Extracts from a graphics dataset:
++++++++

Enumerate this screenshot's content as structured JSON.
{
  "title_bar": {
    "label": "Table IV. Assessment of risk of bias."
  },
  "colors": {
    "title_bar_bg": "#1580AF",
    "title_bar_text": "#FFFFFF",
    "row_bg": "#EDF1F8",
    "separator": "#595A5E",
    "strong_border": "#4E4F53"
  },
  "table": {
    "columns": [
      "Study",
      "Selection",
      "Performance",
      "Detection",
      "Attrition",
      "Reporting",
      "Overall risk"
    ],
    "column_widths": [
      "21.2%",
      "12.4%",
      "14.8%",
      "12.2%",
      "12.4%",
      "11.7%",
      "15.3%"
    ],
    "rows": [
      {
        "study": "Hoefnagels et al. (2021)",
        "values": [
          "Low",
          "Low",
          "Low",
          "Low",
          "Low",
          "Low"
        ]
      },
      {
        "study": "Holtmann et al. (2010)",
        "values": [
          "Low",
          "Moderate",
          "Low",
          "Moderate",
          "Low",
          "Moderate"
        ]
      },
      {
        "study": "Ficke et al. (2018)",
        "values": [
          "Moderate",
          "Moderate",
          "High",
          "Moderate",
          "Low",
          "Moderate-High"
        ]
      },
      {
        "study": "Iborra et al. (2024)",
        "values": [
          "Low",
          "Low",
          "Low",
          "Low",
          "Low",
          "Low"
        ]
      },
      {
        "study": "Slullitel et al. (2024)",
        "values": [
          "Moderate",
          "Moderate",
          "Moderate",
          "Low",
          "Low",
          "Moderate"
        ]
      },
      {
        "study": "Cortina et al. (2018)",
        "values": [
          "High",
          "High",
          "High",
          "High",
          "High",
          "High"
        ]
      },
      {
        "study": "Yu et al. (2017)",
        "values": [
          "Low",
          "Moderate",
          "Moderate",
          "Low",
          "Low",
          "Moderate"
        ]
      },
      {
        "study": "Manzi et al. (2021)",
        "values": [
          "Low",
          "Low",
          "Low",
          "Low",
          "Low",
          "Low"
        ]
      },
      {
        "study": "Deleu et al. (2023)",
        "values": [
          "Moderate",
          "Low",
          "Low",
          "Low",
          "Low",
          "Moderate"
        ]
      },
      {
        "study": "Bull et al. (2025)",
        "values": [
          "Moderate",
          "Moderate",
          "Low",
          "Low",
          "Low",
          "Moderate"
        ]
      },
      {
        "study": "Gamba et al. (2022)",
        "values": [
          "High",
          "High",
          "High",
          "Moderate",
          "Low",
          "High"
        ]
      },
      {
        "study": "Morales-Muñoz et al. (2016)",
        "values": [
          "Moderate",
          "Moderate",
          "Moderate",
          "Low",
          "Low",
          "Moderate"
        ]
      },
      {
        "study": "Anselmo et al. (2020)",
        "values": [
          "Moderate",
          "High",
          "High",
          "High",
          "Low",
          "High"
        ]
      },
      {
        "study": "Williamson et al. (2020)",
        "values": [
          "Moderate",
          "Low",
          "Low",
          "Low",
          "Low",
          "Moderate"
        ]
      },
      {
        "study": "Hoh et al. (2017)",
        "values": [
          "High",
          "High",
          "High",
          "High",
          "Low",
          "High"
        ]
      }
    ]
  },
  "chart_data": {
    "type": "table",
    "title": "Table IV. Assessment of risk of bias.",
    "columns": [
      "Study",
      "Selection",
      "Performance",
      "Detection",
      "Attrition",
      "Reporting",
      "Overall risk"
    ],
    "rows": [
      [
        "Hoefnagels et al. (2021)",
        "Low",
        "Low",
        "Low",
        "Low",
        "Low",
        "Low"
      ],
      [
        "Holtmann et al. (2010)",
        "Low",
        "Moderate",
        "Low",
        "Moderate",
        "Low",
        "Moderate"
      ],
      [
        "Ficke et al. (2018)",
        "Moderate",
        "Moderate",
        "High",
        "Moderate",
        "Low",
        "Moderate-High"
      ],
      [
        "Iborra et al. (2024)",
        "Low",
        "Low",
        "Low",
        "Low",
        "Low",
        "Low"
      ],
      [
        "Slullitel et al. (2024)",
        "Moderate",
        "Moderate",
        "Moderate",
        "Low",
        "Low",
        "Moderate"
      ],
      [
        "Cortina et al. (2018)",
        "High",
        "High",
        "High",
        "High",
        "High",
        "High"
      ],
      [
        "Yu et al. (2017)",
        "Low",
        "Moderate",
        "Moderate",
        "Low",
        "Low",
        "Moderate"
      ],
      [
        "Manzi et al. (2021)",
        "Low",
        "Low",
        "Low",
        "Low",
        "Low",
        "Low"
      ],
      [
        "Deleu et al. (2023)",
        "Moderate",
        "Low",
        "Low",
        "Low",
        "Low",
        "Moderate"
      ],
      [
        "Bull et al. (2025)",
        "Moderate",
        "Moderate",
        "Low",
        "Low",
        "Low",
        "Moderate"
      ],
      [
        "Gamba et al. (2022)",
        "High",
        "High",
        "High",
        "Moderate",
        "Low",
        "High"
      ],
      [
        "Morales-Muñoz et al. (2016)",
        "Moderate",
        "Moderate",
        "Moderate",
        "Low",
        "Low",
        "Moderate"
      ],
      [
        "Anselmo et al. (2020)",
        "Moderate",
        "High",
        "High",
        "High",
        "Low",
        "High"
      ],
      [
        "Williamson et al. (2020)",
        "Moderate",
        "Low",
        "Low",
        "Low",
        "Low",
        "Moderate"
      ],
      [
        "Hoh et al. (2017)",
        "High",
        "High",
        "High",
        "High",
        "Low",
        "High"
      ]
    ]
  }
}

++++++++

Each line of the material above must be retyped precisely.

Enumerate this screenshot's content as structured JSON.
{
  "title_bar": {
    "label": "Table IV. Assessment of risk of bias."
  },
  "colors": {
    "title_bar_bg": "#1580AF",
    "title_bar_text": "#FFFFFF",
    "row_bg": "#EDF1F8",
    "separator": "#595A5E",
    "strong_border": "#4E4F53"
  },
  "table": {
    "columns": [
      "Study",
      "Selection",
      "Performance",
      "Detection",
      "Attrition",
      "Reporting",
      "Overall risk"
    ],
    "column_widths": [
      "21.2%",
      "12.4%",
      "14.8%",
      "12.2%",
      "12.4%",
      "11.7%",
      "15.3%"
    ],
    "rows": [
      {
        "study": "Hoefnagels et al. (2021)",
        "values": [
          "Low",
          "Low",
          "Low",
          "Low",
          "Low",
          "Low"
        ]
      },
      {
        "study": "Holtmann et al. (2010)",
        "values": [
          "Low",
          "Moderate",
          "Low",
          "Moderate",
          "Low",
          "Moderate"
        ]
      },
      {
        "study": "Ficke et al. (2018)",
        "values": [
          "Moderate",
          "Moderate",
          "High",
          "Moderate",
          "Low",
          "Moderate-High"
        ]
      },
      {
        "study": "Iborra et al. (2024)",
        "values": [
          "Low",
          "Low",
          "Low",
          "Low",
          "Low",
          "Low"
        ]
      },
      {
        "study": "Slullitel et al. (2024)",
        "values": [
          "Moderate",
          "Moderate",
          "Moderate",
          "Low",
          "Low",
          "Moderate"
        ]
      },
      {
        "study": "Cortina et al. (2018)",
        "values": [
          "High",
          "High",
          "High",
          "High",
          "High",
          "High"
        ]
      },
      {
        "study": "Yu et al. (2017)",
        "values": [
          "Low",
          "Moderate",
          "Moderate",
          "Low",
          "Low",
          "Moderate"
        ]
      },
      {
        "study": "Manzi et al. (2021)",
        "values": [
          "Low",
          "Low",
          "Low",
          "Low",
          "Low",
          "Low"
        ]
      },
      {
        "study": "Deleu et al. (2023)",
        "values": [
          "Moderate",
          "Low",
          "Low",
          "Low",
          "Low",
          "Moderate"
        ]
      },
      {
        "study": "Bull et al. (2025)",
        "values": [
          "Moderate",
          "Moderate",
          "Low",
          "Low",
          "Low",
          "Moderate"
        ]
      },
      {
        "study": "Gamba et al. (2022)",
        "values": [
          "High",
          "High",
          "High",
          "Moderate",
          "Low",
          "High"
        ]
      },
      {
        "study": "Morales-Muñoz et al. (2016)",
        "values": [
          "Moderate",
          "Moderate",
          "Moderate",
          "Low",
          "Low",
          "Moderate"
        ]
      },
      {
        "study": "Anselmo et al. (2020)",
        "values": [
          "Moderate",
          "High",
          "High",
          "High",
          "Low",
          "High"
        ]
      },
      {
        "study": "Williamson et al. (2020)",
        "values": [
          "Moderate",
          "Low",
          "Low",
          "Low",
          "Low",
          "Moderate"
        ]
      },
      {
        "study": "Hoh et al. (2017)",
        "values": [
          "High",
          "High",
          "High",
          "High",
          "Low",
          "High"
        ]
      }
    ]
  },
  "chart_data": {
    "type": "table",
    "title": "Table IV. Assessment of risk of bias.",
    "columns": [
      "Study",
      "Selection",
      "Performance",
      "Detection",
      "Attrition",
      "Reporting",
      "Overall risk"
    ],
    "rows": [
      [
        "Hoefnagels et al. (2021)",
        "Low",
        "Low",
        "Low",
        "Low",
        "Low",
        "Low"
      ],
      [
        "Holtmann et al. (2010)",
        "Low",
        "Moderate",
        "Low",
        "Moderate",
        "Low",
        "Moderate"
      ],
      [
        "Ficke et al. (2018)",
        "Moderate",
        "Moderate",
        "High",
        "Moderate",
        "Low",
        "Moderate-High"
      ],
      [
        "Iborra et al. (2024)",
        "Low",
        "Low",
        "Low",
        "Low",
        "Low",
        "Low"
      ],
      [
        "Slullitel et al. (2024)",
        "Moderate",
        "Moderate",
        "Moderate",
        "Low",
        "Low",
        "Moderate"
      ],
      [
        "Cortina et al. (2018)",
        "High",
        "High",
        "High",
        "High",
        "High",
        "High"
      ],
      [
        "Yu et al. (2017)",
        "Low",
        "Moderate",
        "Moderate",
        "Low",
        "Low",
        "Moderate"
      ],
      [
        "Manzi et al. (2021)",
        "Low",
        "Low",
        "Low",
        "Low",
        "Low",
        "Low"
      ],
      [
        "Deleu et al. (2023)",
        "Moderate",
        "Low",
        "Low",
        "Low",
        "Low",
        "Moderate"
      ],
      [
        "Bull et al. (2025)",
        "Moderate",
        "Moderate",
        "Low",
        "Low",
        "Low",
        "Moderate"
      ],
      [
        "Gamba et al. (2022)",
        "High",
        "High",
        "High",
        "Moderate",
        "Low",
        "High"
      ],
      [
        "Morales-Muñoz et al. (2016)",
        "Moderate",
        "Moderate",
        "Moderate",
        "Low",
        "Low",
        "Moderate"
      ],
      [
        "Anselmo et al. (2020)",
        "Moderate",
        "High",
        "High",
        "High",
        "Low",
        "High"
      ],
      [
        "Williamson et al. (2020)",
        "Moderate",
        "Low",
        "Low",
        "Low",
        "Low",
        "Moderate"
      ],
      [
        "Hoh et al. (2017)",
        "High",
        "High",
        "High",
        "High",
        "Low",
        "High"
      ]
    ]
  }
}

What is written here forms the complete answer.